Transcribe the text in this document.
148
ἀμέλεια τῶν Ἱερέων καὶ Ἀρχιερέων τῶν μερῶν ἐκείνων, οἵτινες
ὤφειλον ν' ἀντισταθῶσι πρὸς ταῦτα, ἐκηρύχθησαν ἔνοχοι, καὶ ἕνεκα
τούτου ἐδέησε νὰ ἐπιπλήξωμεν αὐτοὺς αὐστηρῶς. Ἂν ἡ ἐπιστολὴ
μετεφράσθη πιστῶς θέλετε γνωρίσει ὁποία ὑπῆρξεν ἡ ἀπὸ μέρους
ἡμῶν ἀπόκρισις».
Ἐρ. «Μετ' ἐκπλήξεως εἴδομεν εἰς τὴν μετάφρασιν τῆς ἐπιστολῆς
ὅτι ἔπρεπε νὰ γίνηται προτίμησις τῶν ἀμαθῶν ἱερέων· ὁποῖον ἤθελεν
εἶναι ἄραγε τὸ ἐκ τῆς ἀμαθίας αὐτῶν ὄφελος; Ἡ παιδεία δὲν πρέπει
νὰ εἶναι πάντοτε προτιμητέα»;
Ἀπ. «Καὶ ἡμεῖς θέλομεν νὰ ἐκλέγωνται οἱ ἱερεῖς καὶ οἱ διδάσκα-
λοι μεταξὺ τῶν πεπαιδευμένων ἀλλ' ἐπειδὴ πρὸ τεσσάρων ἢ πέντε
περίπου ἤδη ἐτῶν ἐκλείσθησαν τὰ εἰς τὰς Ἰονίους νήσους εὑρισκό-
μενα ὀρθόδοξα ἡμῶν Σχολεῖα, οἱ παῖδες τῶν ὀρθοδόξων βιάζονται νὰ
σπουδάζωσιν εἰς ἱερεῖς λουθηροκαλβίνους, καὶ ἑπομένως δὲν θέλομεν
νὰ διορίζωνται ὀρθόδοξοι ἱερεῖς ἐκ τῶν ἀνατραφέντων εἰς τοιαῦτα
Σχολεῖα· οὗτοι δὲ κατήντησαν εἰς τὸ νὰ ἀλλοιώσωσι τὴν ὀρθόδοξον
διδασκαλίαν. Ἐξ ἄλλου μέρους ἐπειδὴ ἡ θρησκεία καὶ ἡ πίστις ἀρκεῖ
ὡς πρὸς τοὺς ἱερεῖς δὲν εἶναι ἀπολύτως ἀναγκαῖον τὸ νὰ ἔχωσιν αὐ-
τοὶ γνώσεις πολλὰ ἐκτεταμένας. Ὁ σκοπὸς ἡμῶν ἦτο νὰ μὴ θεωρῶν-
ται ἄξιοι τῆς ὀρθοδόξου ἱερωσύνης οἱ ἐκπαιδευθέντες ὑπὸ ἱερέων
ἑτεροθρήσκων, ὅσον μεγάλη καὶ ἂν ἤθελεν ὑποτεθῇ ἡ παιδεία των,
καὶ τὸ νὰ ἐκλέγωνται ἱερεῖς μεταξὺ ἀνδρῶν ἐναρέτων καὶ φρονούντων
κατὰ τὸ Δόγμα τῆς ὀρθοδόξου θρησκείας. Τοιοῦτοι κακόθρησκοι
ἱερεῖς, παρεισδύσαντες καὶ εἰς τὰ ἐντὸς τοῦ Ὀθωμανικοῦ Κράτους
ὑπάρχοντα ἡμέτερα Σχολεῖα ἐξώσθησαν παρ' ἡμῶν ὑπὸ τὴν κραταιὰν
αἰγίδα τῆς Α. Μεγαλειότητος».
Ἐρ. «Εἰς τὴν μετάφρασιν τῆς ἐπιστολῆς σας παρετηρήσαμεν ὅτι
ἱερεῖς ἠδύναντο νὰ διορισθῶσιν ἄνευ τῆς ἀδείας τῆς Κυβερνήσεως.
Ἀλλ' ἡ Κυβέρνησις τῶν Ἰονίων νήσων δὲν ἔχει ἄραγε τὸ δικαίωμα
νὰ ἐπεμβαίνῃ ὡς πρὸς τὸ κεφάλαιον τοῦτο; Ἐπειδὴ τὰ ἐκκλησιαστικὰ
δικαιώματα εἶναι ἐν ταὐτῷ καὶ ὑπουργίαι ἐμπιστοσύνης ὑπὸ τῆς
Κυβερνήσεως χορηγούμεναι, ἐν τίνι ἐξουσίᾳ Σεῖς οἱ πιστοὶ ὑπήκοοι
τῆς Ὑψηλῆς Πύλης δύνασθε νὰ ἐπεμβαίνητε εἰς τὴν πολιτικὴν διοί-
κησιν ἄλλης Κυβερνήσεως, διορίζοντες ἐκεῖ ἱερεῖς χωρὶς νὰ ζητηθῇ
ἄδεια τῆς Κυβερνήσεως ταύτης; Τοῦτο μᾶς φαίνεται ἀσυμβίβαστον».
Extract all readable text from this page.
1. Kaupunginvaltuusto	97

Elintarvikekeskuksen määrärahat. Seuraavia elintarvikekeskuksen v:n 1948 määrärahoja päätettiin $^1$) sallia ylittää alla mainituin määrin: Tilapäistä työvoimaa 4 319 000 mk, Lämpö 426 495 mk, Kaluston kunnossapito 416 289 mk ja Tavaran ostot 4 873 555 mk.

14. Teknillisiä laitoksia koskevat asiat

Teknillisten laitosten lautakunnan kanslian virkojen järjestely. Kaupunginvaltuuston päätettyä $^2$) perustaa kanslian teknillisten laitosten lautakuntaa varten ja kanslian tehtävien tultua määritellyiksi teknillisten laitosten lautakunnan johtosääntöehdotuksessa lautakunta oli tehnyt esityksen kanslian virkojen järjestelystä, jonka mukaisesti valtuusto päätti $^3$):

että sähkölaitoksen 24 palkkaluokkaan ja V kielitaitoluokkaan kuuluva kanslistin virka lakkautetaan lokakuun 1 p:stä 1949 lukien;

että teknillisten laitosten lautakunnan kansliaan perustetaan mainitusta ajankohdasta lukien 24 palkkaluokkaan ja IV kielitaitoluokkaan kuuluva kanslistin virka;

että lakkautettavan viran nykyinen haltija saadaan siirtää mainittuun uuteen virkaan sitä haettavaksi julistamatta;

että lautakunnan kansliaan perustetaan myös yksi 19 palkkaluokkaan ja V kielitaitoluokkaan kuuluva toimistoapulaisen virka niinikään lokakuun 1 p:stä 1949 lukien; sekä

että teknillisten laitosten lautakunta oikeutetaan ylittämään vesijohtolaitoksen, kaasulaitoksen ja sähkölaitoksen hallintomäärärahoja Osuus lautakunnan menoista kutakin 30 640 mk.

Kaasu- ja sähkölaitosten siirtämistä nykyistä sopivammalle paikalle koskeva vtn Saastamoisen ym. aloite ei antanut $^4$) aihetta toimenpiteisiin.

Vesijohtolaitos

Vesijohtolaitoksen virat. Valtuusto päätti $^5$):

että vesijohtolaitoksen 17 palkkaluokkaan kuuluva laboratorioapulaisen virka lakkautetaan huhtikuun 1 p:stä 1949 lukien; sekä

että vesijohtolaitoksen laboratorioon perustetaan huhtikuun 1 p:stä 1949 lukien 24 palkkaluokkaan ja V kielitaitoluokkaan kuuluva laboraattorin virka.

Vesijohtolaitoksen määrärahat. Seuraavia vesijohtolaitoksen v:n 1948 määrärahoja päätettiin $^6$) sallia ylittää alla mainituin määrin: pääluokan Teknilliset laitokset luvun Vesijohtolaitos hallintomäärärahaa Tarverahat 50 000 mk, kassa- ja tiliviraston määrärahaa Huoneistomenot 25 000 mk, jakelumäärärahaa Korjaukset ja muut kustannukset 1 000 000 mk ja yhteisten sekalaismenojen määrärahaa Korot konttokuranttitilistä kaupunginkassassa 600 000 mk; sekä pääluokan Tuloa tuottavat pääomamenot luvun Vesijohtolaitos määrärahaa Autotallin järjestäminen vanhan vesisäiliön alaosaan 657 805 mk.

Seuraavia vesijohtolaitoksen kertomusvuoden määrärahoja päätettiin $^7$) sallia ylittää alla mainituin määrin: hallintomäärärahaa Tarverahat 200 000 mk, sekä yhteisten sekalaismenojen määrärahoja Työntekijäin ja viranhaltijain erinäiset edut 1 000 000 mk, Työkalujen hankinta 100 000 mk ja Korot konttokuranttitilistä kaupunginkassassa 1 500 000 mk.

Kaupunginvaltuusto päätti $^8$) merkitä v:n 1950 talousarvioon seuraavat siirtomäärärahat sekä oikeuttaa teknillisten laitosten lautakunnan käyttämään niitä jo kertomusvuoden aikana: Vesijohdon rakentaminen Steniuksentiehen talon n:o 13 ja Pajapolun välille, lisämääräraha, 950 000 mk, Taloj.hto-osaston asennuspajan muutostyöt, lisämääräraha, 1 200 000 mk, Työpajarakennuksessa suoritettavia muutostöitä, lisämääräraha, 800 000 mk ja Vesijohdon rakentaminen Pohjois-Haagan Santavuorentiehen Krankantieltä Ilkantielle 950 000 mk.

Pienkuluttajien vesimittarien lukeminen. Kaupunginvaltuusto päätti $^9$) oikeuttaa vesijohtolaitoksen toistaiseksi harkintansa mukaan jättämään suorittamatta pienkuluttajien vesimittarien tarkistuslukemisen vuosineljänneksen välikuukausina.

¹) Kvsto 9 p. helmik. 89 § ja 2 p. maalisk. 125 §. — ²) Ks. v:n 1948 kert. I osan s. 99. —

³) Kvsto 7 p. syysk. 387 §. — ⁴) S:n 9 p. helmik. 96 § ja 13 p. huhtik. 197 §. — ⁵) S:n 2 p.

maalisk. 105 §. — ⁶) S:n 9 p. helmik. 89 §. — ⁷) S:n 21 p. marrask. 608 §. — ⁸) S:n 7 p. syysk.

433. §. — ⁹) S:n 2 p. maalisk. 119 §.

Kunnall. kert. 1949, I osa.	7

Direction:
From the entries above, copy each line holding "μετάφρασιν".

Task result:
Ἐρ. «Μετ' ἐκπλήξεως εἴδομεν εἰς τὴν μετάφρασιν τῆς ἐπιστολῆς
Ἐρ. «Εἰς τὴν μετάφρασιν τῆς ἐπιστολῆς σας παρετηρήσαμεν ὅτι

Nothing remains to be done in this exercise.